DIRECTIONS FOR THIS TASK — Every record must be repeated exactly; omit any pictures they contain.

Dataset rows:
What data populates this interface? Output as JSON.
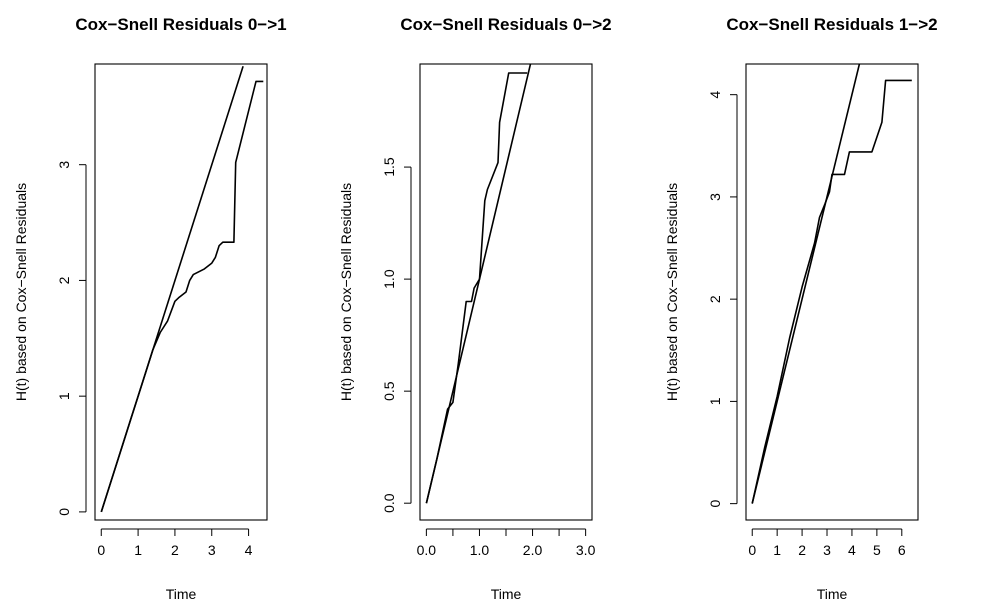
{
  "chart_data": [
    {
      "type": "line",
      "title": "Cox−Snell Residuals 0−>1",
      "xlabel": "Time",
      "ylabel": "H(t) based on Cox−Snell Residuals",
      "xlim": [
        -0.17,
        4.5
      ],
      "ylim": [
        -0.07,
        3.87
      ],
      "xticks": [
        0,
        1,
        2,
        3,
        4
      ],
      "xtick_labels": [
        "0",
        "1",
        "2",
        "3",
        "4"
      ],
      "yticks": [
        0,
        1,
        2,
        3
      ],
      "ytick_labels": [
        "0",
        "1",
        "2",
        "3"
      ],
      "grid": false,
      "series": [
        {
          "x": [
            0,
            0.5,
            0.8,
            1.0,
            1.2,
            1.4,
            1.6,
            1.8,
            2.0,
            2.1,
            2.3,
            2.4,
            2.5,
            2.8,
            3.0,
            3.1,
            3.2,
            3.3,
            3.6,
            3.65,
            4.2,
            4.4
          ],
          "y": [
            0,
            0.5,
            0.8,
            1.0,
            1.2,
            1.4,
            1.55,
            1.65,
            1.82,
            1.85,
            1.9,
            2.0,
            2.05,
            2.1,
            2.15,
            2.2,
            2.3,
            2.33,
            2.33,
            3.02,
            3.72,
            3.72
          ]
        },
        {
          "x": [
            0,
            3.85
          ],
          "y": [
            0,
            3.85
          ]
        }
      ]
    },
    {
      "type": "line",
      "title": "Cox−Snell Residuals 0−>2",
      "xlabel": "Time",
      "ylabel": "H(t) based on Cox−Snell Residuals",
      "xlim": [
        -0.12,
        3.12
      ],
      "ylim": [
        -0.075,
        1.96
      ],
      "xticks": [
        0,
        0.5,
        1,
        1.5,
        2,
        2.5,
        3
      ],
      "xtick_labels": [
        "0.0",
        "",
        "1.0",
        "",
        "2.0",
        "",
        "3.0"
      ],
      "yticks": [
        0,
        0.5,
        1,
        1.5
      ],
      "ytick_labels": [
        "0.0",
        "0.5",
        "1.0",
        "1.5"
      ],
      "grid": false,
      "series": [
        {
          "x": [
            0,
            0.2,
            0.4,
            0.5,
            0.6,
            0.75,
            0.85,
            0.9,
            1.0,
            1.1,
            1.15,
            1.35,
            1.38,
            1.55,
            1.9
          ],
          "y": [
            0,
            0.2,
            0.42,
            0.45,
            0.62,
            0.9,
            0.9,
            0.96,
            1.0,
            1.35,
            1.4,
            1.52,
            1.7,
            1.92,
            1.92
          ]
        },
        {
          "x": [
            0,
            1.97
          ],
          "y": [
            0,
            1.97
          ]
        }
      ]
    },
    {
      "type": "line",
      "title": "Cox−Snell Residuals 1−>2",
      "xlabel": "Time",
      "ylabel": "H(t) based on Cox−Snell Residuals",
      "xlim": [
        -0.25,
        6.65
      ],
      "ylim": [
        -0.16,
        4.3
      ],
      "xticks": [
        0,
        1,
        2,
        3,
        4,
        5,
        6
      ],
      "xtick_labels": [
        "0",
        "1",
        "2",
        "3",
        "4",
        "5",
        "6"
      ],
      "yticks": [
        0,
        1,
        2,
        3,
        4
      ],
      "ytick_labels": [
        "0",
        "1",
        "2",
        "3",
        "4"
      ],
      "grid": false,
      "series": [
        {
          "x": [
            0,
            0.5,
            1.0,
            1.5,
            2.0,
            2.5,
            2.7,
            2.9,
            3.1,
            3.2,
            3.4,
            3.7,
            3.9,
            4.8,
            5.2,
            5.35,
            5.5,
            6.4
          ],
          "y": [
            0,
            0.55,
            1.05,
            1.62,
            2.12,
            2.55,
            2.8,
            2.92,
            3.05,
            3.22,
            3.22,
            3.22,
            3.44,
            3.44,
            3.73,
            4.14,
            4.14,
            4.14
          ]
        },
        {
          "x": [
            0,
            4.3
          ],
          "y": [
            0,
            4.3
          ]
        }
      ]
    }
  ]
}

WORKED SOLUTION —
What data populates this interface? Output as JSON.
{
  "chart_data": [
    {
      "type": "line",
      "title": "Cox−Snell Residuals 0−>1",
      "xlabel": "Time",
      "ylabel": "H(t) based on Cox−Snell Residuals",
      "xlim": [
        -0.17,
        4.5
      ],
      "ylim": [
        -0.07,
        3.87
      ],
      "xticks": [
        0,
        1,
        2,
        3,
        4
      ],
      "xtick_labels": [
        "0",
        "1",
        "2",
        "3",
        "4"
      ],
      "yticks": [
        0,
        1,
        2,
        3
      ],
      "ytick_labels": [
        "0",
        "1",
        "2",
        "3"
      ],
      "grid": false,
      "series": [
        {
          "x": [
            0,
            0.5,
            0.8,
            1.0,
            1.2,
            1.4,
            1.6,
            1.8,
            2.0,
            2.1,
            2.3,
            2.4,
            2.5,
            2.8,
            3.0,
            3.1,
            3.2,
            3.3,
            3.6,
            3.65,
            4.2,
            4.4
          ],
          "y": [
            0,
            0.5,
            0.8,
            1.0,
            1.2,
            1.4,
            1.55,
            1.65,
            1.82,
            1.85,
            1.9,
            2.0,
            2.05,
            2.1,
            2.15,
            2.2,
            2.3,
            2.33,
            2.33,
            3.02,
            3.72,
            3.72
          ]
        },
        {
          "x": [
            0,
            3.85
          ],
          "y": [
            0,
            3.85
          ]
        }
      ]
    },
    {
      "type": "line",
      "title": "Cox−Snell Residuals 0−>2",
      "xlabel": "Time",
      "ylabel": "H(t) based on Cox−Snell Residuals",
      "xlim": [
        -0.12,
        3.12
      ],
      "ylim": [
        -0.075,
        1.96
      ],
      "xticks": [
        0,
        0.5,
        1,
        1.5,
        2,
        2.5,
        3
      ],
      "xtick_labels": [
        "0.0",
        "",
        "1.0",
        "",
        "2.0",
        "",
        "3.0"
      ],
      "yticks": [
        0,
        0.5,
        1,
        1.5
      ],
      "ytick_labels": [
        "0.0",
        "0.5",
        "1.0",
        "1.5"
      ],
      "grid": false,
      "series": [
        {
          "x": [
            0,
            0.2,
            0.4,
            0.5,
            0.6,
            0.75,
            0.85,
            0.9,
            1.0,
            1.1,
            1.15,
            1.35,
            1.38,
            1.55,
            1.9
          ],
          "y": [
            0,
            0.2,
            0.42,
            0.45,
            0.62,
            0.9,
            0.9,
            0.96,
            1.0,
            1.35,
            1.4,
            1.52,
            1.7,
            1.92,
            1.92
          ]
        },
        {
          "x": [
            0,
            1.97
          ],
          "y": [
            0,
            1.97
          ]
        }
      ]
    },
    {
      "type": "line",
      "title": "Cox−Snell Residuals 1−>2",
      "xlabel": "Time",
      "ylabel": "H(t) based on Cox−Snell Residuals",
      "xlim": [
        -0.25,
        6.65
      ],
      "ylim": [
        -0.16,
        4.3
      ],
      "xticks": [
        0,
        1,
        2,
        3,
        4,
        5,
        6
      ],
      "xtick_labels": [
        "0",
        "1",
        "2",
        "3",
        "4",
        "5",
        "6"
      ],
      "yticks": [
        0,
        1,
        2,
        3,
        4
      ],
      "ytick_labels": [
        "0",
        "1",
        "2",
        "3",
        "4"
      ],
      "grid": false,
      "series": [
        {
          "x": [
            0,
            0.5,
            1.0,
            1.5,
            2.0,
            2.5,
            2.7,
            2.9,
            3.1,
            3.2,
            3.4,
            3.7,
            3.9,
            4.8,
            5.2,
            5.35,
            5.5,
            6.4
          ],
          "y": [
            0,
            0.55,
            1.05,
            1.62,
            2.12,
            2.55,
            2.8,
            2.92,
            3.05,
            3.22,
            3.22,
            3.22,
            3.44,
            3.44,
            3.73,
            4.14,
            4.14,
            4.14
          ]
        },
        {
          "x": [
            0,
            4.3
          ],
          "y": [
            0,
            4.3
          ]
        }
      ]
    }
  ]
}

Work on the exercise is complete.